↓↓↓

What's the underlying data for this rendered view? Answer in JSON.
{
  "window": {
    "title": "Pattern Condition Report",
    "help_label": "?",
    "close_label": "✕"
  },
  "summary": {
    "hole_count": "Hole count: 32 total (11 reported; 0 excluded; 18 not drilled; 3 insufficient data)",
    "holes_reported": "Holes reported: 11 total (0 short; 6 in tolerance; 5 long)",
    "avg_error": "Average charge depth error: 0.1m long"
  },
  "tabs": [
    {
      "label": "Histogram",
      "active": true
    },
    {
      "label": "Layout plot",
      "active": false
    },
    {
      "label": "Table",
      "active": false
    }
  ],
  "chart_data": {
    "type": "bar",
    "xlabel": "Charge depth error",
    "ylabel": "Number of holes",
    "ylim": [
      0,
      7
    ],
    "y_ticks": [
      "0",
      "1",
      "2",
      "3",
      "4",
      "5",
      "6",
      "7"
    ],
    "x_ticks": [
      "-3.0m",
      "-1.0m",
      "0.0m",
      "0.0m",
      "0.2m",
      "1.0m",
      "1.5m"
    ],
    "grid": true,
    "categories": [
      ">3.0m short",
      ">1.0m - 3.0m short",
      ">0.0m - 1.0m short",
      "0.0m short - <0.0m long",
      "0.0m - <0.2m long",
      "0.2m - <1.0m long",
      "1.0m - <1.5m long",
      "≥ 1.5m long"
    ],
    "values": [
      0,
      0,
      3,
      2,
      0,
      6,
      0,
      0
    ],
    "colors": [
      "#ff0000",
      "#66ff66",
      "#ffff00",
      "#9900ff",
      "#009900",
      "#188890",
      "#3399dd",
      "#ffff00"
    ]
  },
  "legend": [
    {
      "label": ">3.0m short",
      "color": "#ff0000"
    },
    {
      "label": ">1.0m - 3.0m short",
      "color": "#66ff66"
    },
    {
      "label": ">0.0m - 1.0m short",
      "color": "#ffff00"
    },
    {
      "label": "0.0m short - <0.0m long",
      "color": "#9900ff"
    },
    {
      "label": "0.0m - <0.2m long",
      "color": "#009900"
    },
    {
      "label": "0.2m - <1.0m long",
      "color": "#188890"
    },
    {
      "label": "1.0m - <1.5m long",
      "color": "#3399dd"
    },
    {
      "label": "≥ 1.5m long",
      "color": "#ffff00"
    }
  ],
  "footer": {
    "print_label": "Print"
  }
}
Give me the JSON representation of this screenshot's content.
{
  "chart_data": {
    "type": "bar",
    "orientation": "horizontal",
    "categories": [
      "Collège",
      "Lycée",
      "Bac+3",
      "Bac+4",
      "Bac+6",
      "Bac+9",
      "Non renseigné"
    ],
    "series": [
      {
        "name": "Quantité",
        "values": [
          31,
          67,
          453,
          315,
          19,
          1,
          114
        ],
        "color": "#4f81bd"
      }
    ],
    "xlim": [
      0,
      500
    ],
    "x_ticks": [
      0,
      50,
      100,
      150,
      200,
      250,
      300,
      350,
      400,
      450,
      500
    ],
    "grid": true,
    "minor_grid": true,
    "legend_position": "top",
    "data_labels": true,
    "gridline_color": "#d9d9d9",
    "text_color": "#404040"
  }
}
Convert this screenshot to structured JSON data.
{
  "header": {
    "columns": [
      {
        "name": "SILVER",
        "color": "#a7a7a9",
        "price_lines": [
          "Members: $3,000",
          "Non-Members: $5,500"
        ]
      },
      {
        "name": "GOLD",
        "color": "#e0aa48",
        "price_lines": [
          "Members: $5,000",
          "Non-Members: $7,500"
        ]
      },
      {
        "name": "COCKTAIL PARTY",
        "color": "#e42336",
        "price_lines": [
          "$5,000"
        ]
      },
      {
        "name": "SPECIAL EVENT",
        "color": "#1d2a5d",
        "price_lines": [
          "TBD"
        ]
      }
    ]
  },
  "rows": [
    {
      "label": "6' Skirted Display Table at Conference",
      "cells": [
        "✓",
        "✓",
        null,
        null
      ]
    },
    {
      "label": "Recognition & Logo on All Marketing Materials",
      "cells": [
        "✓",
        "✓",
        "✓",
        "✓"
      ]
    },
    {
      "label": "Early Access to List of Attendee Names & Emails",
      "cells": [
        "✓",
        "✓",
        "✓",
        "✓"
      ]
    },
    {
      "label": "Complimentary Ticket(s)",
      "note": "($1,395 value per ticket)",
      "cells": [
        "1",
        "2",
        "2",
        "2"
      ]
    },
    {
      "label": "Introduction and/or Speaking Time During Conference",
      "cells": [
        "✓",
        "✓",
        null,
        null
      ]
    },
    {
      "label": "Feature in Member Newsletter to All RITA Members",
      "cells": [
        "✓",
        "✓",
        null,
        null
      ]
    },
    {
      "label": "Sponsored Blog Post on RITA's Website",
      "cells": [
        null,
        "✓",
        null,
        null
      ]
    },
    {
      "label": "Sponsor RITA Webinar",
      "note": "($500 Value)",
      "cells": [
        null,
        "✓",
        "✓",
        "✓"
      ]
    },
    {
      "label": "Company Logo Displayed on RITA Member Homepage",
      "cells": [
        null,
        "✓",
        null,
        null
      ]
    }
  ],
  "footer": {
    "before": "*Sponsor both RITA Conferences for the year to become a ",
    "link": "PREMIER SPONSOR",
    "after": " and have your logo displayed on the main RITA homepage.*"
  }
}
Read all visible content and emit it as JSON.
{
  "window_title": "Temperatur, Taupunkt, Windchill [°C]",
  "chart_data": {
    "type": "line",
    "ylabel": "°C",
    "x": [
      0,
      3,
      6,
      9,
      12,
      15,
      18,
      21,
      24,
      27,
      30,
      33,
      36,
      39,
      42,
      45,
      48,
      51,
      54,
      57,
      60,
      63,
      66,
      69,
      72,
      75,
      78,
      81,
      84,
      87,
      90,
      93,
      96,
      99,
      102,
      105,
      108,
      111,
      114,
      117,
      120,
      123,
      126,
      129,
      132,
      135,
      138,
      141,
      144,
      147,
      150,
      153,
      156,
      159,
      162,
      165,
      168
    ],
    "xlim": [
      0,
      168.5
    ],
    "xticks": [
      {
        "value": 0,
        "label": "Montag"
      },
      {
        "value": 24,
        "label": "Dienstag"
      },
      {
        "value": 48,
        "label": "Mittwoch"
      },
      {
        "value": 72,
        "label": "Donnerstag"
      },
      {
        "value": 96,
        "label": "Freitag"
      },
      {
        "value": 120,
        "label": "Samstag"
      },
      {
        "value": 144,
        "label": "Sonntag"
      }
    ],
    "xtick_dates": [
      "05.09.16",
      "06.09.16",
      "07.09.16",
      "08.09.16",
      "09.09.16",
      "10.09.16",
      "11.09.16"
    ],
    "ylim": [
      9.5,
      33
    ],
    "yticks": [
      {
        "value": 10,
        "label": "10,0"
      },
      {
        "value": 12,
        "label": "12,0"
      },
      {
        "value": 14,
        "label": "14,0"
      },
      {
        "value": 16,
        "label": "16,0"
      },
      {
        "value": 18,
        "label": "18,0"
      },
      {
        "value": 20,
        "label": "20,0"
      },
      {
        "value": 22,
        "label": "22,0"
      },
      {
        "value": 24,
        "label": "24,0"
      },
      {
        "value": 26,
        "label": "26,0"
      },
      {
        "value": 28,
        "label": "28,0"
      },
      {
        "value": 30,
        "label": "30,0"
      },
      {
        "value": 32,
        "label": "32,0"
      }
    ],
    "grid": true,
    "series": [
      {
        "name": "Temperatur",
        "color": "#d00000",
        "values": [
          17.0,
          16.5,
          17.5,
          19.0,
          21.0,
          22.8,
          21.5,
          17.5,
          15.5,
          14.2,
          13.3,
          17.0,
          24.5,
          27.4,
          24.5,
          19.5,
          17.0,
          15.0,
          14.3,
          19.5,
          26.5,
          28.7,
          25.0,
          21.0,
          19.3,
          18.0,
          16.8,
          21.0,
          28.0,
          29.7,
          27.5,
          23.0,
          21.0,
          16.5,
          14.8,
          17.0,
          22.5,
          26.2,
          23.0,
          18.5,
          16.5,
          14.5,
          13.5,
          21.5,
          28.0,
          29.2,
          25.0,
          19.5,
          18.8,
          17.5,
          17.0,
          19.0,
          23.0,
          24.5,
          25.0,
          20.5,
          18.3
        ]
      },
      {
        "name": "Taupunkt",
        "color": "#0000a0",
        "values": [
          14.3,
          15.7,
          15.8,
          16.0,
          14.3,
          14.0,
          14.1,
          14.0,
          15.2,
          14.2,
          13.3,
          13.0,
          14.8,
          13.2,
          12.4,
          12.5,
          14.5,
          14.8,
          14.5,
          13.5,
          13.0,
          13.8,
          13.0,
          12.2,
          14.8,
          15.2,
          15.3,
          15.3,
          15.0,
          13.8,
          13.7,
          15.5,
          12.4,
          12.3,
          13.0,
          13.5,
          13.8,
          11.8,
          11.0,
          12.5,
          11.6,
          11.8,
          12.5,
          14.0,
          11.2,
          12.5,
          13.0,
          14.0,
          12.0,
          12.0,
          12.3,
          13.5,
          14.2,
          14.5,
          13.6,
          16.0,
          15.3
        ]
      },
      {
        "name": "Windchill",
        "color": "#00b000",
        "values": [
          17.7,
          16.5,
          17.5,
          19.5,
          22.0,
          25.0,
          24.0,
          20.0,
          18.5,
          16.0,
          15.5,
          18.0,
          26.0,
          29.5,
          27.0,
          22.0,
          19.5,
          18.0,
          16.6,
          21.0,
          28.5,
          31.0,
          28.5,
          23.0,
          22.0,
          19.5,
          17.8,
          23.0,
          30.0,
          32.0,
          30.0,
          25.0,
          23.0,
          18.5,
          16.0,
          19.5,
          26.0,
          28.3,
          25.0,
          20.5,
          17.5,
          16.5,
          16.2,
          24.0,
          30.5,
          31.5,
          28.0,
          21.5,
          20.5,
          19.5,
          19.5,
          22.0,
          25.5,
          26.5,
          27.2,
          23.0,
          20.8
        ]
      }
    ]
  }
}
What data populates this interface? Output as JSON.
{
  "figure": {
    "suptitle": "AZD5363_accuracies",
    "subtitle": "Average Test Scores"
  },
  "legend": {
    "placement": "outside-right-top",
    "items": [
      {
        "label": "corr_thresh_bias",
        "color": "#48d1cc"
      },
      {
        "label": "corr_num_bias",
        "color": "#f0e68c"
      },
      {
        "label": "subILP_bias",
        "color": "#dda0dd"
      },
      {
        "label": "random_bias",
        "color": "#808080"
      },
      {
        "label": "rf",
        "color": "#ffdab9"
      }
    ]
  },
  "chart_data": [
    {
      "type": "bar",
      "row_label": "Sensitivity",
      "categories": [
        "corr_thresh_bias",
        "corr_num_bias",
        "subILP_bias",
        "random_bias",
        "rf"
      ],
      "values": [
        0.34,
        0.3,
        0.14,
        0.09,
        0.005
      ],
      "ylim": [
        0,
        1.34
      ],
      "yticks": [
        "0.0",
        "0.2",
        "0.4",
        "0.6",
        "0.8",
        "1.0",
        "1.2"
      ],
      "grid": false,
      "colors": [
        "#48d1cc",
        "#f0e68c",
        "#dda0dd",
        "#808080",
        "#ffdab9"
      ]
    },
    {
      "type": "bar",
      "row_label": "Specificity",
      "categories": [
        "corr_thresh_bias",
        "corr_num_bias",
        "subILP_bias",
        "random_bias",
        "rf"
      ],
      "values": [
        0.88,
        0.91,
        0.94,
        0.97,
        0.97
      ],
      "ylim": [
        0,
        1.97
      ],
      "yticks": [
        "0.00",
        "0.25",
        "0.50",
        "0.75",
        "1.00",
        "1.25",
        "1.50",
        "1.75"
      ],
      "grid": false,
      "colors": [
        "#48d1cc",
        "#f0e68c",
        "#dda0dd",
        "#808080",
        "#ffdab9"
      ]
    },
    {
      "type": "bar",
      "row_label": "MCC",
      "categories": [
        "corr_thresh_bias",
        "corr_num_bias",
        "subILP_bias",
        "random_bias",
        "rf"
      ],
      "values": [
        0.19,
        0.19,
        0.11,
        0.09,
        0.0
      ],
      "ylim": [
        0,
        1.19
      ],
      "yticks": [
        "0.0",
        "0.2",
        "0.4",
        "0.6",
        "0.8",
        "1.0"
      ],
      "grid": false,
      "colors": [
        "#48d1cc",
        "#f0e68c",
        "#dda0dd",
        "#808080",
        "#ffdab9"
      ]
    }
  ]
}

↑↑↑

• [To be done]
Take every line above carrying "What" and return it.

• [Reply]
What's the underlying data for this rendered view? Answer in JSON.
What data populates this interface? Output as JSON.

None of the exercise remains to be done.